[Some records]
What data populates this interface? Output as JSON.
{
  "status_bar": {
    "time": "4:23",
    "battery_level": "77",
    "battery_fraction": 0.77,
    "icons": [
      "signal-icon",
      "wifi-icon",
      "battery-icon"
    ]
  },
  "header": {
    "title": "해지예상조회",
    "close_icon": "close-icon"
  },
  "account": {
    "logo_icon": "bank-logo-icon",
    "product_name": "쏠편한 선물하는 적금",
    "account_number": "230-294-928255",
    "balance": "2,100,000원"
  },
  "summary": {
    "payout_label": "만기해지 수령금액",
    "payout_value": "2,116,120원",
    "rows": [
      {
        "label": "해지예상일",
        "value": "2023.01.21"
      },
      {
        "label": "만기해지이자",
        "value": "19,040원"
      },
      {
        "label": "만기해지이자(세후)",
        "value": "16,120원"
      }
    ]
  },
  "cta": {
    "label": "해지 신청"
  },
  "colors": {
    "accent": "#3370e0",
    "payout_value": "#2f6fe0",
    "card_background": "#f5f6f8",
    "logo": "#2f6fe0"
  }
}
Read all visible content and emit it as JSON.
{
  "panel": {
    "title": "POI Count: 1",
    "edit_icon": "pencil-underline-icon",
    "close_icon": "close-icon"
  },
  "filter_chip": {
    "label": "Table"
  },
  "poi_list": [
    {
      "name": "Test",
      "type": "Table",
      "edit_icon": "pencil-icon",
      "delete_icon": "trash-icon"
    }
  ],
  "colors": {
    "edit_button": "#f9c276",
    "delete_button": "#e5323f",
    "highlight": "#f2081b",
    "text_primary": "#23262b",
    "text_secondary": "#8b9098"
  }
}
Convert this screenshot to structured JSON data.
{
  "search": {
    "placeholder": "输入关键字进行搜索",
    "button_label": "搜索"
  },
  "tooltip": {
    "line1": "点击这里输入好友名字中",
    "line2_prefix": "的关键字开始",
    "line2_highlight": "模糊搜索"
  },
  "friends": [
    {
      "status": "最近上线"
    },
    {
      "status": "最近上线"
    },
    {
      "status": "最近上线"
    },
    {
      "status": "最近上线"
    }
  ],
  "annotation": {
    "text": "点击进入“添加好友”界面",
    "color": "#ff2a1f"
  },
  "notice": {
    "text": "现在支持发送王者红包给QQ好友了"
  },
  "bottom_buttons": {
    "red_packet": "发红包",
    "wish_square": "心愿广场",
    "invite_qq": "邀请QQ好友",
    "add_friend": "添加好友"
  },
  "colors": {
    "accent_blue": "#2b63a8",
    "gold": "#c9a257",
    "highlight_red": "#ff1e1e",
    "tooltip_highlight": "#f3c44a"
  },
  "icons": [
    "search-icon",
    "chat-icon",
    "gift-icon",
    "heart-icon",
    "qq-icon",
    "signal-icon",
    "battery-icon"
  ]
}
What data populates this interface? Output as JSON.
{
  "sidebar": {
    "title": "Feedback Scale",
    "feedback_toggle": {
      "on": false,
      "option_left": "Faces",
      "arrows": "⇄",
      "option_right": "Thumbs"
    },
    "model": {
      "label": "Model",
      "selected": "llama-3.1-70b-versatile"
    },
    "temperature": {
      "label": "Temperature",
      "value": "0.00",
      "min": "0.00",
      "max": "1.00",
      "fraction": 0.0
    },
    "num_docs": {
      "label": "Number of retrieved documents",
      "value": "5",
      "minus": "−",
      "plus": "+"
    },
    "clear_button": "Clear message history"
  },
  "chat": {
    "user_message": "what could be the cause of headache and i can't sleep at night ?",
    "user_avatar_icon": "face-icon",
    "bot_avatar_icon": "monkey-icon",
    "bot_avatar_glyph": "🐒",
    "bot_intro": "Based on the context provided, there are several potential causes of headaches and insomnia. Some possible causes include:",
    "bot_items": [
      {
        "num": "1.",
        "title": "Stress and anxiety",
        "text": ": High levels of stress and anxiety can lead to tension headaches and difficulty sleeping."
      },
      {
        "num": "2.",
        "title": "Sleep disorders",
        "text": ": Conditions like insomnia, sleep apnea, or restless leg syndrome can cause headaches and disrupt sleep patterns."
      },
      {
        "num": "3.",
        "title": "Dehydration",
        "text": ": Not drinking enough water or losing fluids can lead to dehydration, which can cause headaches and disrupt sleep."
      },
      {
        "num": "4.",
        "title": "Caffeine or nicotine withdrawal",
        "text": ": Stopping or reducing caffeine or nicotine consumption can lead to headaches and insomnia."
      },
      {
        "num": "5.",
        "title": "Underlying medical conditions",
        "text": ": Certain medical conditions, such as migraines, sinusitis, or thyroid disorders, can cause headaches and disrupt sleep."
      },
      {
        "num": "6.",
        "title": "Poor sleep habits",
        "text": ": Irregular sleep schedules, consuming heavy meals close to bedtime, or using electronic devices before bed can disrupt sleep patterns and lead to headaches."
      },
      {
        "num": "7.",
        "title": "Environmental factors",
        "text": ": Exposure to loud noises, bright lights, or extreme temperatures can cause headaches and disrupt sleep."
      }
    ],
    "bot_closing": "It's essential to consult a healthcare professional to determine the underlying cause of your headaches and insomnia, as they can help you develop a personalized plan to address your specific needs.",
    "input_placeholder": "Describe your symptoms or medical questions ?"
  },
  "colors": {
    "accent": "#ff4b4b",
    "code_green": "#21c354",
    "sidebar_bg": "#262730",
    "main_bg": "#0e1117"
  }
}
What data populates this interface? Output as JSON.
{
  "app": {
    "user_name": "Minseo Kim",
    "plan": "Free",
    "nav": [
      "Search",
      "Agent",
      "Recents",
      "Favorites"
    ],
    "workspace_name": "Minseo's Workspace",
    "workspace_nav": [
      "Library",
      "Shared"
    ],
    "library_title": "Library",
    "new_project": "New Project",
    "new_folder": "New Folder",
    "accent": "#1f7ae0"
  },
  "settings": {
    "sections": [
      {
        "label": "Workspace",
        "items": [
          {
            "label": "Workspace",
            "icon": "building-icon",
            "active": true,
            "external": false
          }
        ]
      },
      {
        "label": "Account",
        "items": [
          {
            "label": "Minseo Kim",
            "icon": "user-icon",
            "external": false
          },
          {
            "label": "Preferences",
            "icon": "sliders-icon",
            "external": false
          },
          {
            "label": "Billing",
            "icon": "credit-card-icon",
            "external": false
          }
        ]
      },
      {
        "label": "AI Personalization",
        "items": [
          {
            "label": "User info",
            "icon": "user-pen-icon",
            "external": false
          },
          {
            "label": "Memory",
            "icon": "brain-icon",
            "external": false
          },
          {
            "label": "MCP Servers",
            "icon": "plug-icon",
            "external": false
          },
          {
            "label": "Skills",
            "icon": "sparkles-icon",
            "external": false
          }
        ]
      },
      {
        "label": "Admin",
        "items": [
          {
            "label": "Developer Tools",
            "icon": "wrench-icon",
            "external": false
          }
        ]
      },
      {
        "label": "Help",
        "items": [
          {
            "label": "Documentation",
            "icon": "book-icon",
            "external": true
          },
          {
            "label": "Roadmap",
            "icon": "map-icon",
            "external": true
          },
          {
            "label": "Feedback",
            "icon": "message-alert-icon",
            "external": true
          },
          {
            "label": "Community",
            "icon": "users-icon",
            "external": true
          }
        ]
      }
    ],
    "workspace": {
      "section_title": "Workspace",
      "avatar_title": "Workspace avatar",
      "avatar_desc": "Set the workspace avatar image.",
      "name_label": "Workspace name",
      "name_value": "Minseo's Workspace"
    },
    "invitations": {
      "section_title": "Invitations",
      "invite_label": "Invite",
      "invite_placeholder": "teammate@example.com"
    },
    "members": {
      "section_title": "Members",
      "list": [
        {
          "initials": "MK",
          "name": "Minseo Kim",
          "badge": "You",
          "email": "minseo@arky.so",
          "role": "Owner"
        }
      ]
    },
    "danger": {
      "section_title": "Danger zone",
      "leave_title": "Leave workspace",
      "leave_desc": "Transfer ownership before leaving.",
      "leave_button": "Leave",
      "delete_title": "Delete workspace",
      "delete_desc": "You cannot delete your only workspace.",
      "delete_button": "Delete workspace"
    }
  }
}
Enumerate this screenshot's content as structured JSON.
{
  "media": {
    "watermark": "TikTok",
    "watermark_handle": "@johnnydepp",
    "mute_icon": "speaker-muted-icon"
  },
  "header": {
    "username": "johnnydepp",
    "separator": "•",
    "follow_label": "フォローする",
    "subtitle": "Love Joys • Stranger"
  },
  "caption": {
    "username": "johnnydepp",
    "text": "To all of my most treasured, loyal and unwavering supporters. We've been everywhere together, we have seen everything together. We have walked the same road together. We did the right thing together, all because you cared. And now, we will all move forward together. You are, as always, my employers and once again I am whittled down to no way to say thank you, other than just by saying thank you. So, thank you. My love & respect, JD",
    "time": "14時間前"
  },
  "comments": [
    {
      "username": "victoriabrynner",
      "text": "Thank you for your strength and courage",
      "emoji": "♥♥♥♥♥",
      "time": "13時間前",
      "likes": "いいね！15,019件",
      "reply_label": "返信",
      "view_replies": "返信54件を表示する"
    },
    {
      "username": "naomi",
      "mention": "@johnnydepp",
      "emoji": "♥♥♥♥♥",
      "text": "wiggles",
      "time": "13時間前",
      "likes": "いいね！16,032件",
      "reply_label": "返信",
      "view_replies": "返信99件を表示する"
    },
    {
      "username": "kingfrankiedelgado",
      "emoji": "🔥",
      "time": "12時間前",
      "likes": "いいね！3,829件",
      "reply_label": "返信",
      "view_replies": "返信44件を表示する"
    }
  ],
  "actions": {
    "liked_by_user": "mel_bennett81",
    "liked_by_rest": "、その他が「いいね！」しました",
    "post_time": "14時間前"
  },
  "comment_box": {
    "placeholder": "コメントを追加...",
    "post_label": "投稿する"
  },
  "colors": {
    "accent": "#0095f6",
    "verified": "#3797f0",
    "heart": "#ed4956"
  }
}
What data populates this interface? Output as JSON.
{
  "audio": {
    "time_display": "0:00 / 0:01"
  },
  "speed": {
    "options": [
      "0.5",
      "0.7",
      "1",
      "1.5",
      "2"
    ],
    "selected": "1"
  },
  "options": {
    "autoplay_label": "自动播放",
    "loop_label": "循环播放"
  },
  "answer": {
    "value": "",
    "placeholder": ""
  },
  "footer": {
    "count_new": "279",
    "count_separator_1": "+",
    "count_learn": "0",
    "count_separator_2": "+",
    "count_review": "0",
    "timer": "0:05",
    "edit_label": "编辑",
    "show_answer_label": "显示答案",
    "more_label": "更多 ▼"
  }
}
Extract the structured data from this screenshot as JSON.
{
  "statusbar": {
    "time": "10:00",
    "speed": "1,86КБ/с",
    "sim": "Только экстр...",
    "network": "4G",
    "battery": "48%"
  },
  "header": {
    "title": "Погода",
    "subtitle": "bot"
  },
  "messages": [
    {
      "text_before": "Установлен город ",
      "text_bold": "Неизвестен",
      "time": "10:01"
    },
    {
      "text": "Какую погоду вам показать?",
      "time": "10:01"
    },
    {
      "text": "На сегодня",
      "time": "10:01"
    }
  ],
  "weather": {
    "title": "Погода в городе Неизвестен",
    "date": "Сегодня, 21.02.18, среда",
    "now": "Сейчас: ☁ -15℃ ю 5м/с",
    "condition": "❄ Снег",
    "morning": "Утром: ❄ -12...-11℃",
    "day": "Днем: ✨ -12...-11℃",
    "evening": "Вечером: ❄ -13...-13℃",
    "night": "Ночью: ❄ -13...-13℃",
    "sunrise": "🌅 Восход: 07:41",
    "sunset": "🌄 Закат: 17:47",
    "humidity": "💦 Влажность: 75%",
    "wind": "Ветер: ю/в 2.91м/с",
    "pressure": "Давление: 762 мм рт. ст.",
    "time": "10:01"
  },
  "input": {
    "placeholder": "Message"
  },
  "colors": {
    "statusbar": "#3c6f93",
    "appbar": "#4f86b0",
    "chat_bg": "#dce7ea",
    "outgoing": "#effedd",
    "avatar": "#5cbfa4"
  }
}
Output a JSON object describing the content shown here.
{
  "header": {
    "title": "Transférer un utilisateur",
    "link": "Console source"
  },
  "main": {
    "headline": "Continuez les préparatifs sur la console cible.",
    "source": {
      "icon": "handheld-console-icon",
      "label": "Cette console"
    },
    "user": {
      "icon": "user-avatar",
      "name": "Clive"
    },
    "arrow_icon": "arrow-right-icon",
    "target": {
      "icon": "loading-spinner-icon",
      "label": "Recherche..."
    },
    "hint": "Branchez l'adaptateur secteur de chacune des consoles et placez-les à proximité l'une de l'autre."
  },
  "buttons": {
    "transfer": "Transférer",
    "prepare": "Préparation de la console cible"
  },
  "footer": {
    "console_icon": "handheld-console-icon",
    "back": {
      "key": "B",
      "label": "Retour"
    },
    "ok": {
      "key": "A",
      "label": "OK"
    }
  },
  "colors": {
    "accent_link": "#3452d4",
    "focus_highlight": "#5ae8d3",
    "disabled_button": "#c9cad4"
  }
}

Work required
Look over the listing above. Pick out and copy every line that includes "disrupt".

Full solution
        "text": ": Conditions like insomnia, sleep apnea, or restless leg syndrome can cause headaches and disrupt sleep patterns."
        "text": ": Not drinking enough water or losing fluids can lead to dehydration, which can cause headaches and disrupt sleep."
        "text": ": Certain medical conditions, such as migraines, sinusitis, or thyroid disorders, can cause headaches and disrupt sleep."
        "text": ": Irregular sleep schedules, consuming heavy meals close to bedtime, or using electronic devices before bed can disrupt sleep patterns and lead to headaches."
        "text": ": Exposure to loud noises, bright lights, or extreme temperatures can cause headaches and disrupt sleep."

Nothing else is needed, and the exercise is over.